Your task is to output all the records below, word for word.

───── The input ─────

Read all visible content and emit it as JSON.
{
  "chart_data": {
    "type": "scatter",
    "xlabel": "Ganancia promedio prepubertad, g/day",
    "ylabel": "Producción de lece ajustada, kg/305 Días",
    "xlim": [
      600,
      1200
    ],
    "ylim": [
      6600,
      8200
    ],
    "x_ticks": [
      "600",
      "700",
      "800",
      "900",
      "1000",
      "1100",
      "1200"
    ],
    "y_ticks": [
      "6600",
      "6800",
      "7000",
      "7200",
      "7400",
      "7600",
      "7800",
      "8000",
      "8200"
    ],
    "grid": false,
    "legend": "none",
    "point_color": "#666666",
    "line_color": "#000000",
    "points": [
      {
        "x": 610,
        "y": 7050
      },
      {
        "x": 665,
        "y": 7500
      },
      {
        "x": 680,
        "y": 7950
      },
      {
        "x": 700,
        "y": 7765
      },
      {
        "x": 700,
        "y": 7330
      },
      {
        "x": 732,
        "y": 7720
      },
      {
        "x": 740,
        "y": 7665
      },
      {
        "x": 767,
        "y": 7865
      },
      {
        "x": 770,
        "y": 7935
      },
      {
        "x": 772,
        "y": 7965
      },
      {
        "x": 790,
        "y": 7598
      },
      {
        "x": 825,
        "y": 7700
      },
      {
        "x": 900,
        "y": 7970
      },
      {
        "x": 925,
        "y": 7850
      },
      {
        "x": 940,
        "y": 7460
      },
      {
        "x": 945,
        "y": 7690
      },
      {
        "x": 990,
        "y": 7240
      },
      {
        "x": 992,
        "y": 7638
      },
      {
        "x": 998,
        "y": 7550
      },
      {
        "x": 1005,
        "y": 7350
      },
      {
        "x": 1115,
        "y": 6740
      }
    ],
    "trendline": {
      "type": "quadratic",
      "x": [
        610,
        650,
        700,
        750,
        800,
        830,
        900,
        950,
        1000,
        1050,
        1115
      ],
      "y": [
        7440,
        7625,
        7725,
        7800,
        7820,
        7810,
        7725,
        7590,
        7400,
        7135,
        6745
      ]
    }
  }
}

─────

Exercise solution:
Read all visible content and emit it as JSON.
{
  "chart_data": {
    "type": "scatter",
    "xlabel": "Ganancia promedio prepubertad, g/day",
    "ylabel": "Producción de lece ajustada, kg/305 Días",
    "xlim": [
      600,
      1200
    ],
    "ylim": [
      6600,
      8200
    ],
    "x_ticks": [
      "600",
      "700",
      "800",
      "900",
      "1000",
      "1100",
      "1200"
    ],
    "y_ticks": [
      "6600",
      "6800",
      "7000",
      "7200",
      "7400",
      "7600",
      "7800",
      "8000",
      "8200"
    ],
    "grid": false,
    "legend": "none",
    "point_color": "#666666",
    "line_color": "#000000",
    "points": [
      {
        "x": 610,
        "y": 7050
      },
      {
        "x": 665,
        "y": 7500
      },
      {
        "x": 680,
        "y": 7950
      },
      {
        "x": 700,
        "y": 7765
      },
      {
        "x": 700,
        "y": 7330
      },
      {
        "x": 732,
        "y": 7720
      },
      {
        "x": 740,
        "y": 7665
      },
      {
        "x": 767,
        "y": 7865
      },
      {
        "x": 770,
        "y": 7935
      },
      {
        "x": 772,
        "y": 7965
      },
      {
        "x": 790,
        "y": 7598
      },
      {
        "x": 825,
        "y": 7700
      },
      {
        "x": 900,
        "y": 7970
      },
      {
        "x": 925,
        "y": 7850
      },
      {
        "x": 940,
        "y": 7460
      },
      {
        "x": 945,
        "y": 7690
      },
      {
        "x": 990,
        "y": 7240
      },
      {
        "x": 992,
        "y": 7638
      },
      {
        "x": 998,
        "y": 7550
      },
      {
        "x": 1005,
        "y": 7350
      },
      {
        "x": 1115,
        "y": 6740
      }
    ],
    "trendline": {
      "type": "quadratic",
      "x": [
        610,
        650,
        700,
        750,
        800,
        830,
        900,
        950,
        1000,
        1050,
        1115
      ],
      "y": [
        7440,
        7625,
        7725,
        7800,
        7820,
        7810,
        7725,
        7590,
        7400,
        7135,
        6745
      ]
    }
  }
}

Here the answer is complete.